Exercise task. Set down the whole listing verbatim.

Working data.

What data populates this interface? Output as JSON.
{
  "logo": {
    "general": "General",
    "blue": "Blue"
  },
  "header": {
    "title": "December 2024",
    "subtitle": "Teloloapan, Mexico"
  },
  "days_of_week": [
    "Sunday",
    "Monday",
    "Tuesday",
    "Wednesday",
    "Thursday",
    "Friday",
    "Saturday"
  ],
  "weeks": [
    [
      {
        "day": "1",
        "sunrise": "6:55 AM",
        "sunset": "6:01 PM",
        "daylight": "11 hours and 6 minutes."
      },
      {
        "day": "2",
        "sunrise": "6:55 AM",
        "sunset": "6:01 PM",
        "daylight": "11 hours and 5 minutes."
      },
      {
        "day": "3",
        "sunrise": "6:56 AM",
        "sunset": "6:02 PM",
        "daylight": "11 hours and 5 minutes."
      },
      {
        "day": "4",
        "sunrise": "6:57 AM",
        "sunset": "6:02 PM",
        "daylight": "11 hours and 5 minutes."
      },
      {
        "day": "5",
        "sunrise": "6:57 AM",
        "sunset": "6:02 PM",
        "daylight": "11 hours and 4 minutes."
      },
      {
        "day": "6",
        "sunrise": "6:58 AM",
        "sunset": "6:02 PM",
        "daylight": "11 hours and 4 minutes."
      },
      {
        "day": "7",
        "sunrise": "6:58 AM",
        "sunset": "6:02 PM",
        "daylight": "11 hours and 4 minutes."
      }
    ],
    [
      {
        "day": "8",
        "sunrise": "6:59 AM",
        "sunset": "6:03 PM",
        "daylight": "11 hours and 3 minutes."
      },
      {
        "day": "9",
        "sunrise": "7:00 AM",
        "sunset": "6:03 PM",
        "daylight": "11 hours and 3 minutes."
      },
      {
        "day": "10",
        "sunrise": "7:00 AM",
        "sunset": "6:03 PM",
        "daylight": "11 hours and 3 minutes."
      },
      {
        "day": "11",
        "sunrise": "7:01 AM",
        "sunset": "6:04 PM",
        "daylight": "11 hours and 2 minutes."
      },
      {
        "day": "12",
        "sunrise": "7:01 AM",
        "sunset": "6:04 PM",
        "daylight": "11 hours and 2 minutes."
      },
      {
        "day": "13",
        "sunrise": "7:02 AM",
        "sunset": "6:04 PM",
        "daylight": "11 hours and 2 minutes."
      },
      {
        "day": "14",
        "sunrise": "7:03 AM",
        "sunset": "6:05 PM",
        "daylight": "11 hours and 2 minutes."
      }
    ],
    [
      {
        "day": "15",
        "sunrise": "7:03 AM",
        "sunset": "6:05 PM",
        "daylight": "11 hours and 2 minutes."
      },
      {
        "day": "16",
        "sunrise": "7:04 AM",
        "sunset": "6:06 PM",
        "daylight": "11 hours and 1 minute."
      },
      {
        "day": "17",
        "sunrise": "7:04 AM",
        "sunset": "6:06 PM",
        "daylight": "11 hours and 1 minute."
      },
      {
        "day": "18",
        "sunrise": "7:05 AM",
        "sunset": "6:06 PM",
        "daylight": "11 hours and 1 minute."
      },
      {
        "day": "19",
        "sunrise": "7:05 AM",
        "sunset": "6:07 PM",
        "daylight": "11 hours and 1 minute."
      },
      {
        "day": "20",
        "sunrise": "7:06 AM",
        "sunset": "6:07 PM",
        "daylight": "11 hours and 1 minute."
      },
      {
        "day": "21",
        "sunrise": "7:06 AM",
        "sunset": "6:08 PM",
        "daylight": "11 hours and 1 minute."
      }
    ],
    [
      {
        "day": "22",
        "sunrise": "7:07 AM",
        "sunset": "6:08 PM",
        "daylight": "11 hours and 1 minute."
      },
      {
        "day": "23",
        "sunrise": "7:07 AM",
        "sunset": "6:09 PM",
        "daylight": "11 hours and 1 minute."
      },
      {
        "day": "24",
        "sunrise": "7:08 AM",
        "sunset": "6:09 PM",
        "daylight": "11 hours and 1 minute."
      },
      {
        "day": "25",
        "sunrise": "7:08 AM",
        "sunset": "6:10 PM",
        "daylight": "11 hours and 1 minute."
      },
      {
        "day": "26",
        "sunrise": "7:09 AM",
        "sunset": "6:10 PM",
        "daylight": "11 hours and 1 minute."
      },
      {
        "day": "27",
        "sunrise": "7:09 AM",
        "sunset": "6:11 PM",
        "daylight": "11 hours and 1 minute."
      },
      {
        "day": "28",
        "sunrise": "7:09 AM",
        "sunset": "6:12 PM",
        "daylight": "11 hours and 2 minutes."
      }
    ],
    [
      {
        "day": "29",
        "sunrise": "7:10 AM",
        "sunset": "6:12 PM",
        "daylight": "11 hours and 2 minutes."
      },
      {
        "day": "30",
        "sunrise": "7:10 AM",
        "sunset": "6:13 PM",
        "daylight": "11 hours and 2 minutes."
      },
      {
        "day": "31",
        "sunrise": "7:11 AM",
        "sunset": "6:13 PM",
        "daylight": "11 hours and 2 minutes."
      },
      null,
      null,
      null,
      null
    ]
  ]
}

Exercise output.
What data populates this interface? Output as JSON.
{
  "logo": {
    "general": "General",
    "blue": "Blue"
  },
  "header": {
    "title": "December 2024",
    "subtitle": "Teloloapan, Mexico"
  },
  "days_of_week": [
    "Sunday",
    "Monday",
    "Tuesday",
    "Wednesday",
    "Thursday",
    "Friday",
    "Saturday"
  ],
  "weeks": [
    [
      {
        "day": "1",
        "sunrise": "6:55 AM",
        "sunset": "6:01 PM",
        "daylight": "11 hours and 6 minutes."
      },
      {
        "day": "2",
        "sunrise": "6:55 AM",
        "sunset": "6:01 PM",
        "daylight": "11 hours and 5 minutes."
      },
      {
        "day": "3",
        "sunrise": "6:56 AM",
        "sunset": "6:02 PM",
        "daylight": "11 hours and 5 minutes."
      },
      {
        "day": "4",
        "sunrise": "6:57 AM",
        "sunset": "6:02 PM",
        "daylight": "11 hours and 5 minutes."
      },
      {
        "day": "5",
        "sunrise": "6:57 AM",
        "sunset": "6:02 PM",
        "daylight": "11 hours and 4 minutes."
      },
      {
        "day": "6",
        "sunrise": "6:58 AM",
        "sunset": "6:02 PM",
        "daylight": "11 hours and 4 minutes."
      },
      {
        "day": "7",
        "sunrise": "6:58 AM",
        "sunset": "6:02 PM",
        "daylight": "11 hours and 4 minutes."
      }
    ],
    [
      {
        "day": "8",
        "sunrise": "6:59 AM",
        "sunset": "6:03 PM",
        "daylight": "11 hours and 3 minutes."
      },
      {
        "day": "9",
        "sunrise": "7:00 AM",
        "sunset": "6:03 PM",
        "daylight": "11 hours and 3 minutes."
      },
      {
        "day": "10",
        "sunrise": "7:00 AM",
        "sunset": "6:03 PM",
        "daylight": "11 hours and 3 minutes."
      },
      {
        "day": "11",
        "sunrise": "7:01 AM",
        "sunset": "6:04 PM",
        "daylight": "11 hours and 2 minutes."
      },
      {
        "day": "12",
        "sunrise": "7:01 AM",
        "sunset": "6:04 PM",
        "daylight": "11 hours and 2 minutes."
      },
      {
        "day": "13",
        "sunrise": "7:02 AM",
        "sunset": "6:04 PM",
        "daylight": "11 hours and 2 minutes."
      },
      {
        "day": "14",
        "sunrise": "7:03 AM",
        "sunset": "6:05 PM",
        "daylight": "11 hours and 2 minutes."
      }
    ],
    [
      {
        "day": "15",
        "sunrise": "7:03 AM",
        "sunset": "6:05 PM",
        "daylight": "11 hours and 2 minutes."
      },
      {
        "day": "16",
        "sunrise": "7:04 AM",
        "sunset": "6:06 PM",
        "daylight": "11 hours and 1 minute."
      },
      {
        "day": "17",
        "sunrise": "7:04 AM",
        "sunset": "6:06 PM",
        "daylight": "11 hours and 1 minute."
      },
      {
        "day": "18",
        "sunrise": "7:05 AM",
        "sunset": "6:06 PM",
        "daylight": "11 hours and 1 minute."
      },
      {
        "day": "19",
        "sunrise": "7:05 AM",
        "sunset": "6:07 PM",
        "daylight": "11 hours and 1 minute."
      },
      {
        "day": "20",
        "sunrise": "7:06 AM",
        "sunset": "6:07 PM",
        "daylight": "11 hours and 1 minute."
      },
      {
        "day": "21",
        "sunrise": "7:06 AM",
        "sunset": "6:08 PM",
        "daylight": "11 hours and 1 minute."
      }
    ],
    [
      {
        "day": "22",
        "sunrise": "7:07 AM",
        "sunset": "6:08 PM",
        "daylight": "11 hours and 1 minute."
      },
      {
        "day": "23",
        "sunrise": "7:07 AM",
        "sunset": "6:09 PM",
        "daylight": "11 hours and 1 minute."
      },
      {
        "day": "24",
        "sunrise": "7:08 AM",
        "sunset": "6:09 PM",
        "daylight": "11 hours and 1 minute."
      },
      {
        "day": "25",
        "sunrise": "7:08 AM",
        "sunset": "6:10 PM",
        "daylight": "11 hours and 1 minute."
      },
      {
        "day": "26",
        "sunrise": "7:09 AM",
        "sunset": "6:10 PM",
        "daylight": "11 hours and 1 minute."
      },
      {
        "day": "27",
        "sunrise": "7:09 AM",
        "sunset": "6:11 PM",
        "daylight": "11 hours and 1 minute."
      },
      {
        "day": "28",
        "sunrise": "7:09 AM",
        "sunset": "6:12 PM",
        "daylight": "11 hours and 2 minutes."
      }
    ],
    [
      {
        "day": "29",
        "sunrise": "7:10 AM",
        "sunset": "6:12 PM",
        "daylight": "11 hours and 2 minutes."
      },
      {
        "day": "30",
        "sunrise": "7:10 AM",
        "sunset": "6:13 PM",
        "daylight": "11 hours and 2 minutes."
      },
      {
        "day": "31",
        "sunrise": "7:11 AM",
        "sunset": "6:13 PM",
        "daylight": "11 hours and 2 minutes."
      },
      null,
      null,
      null,
      null
    ]
  ]
}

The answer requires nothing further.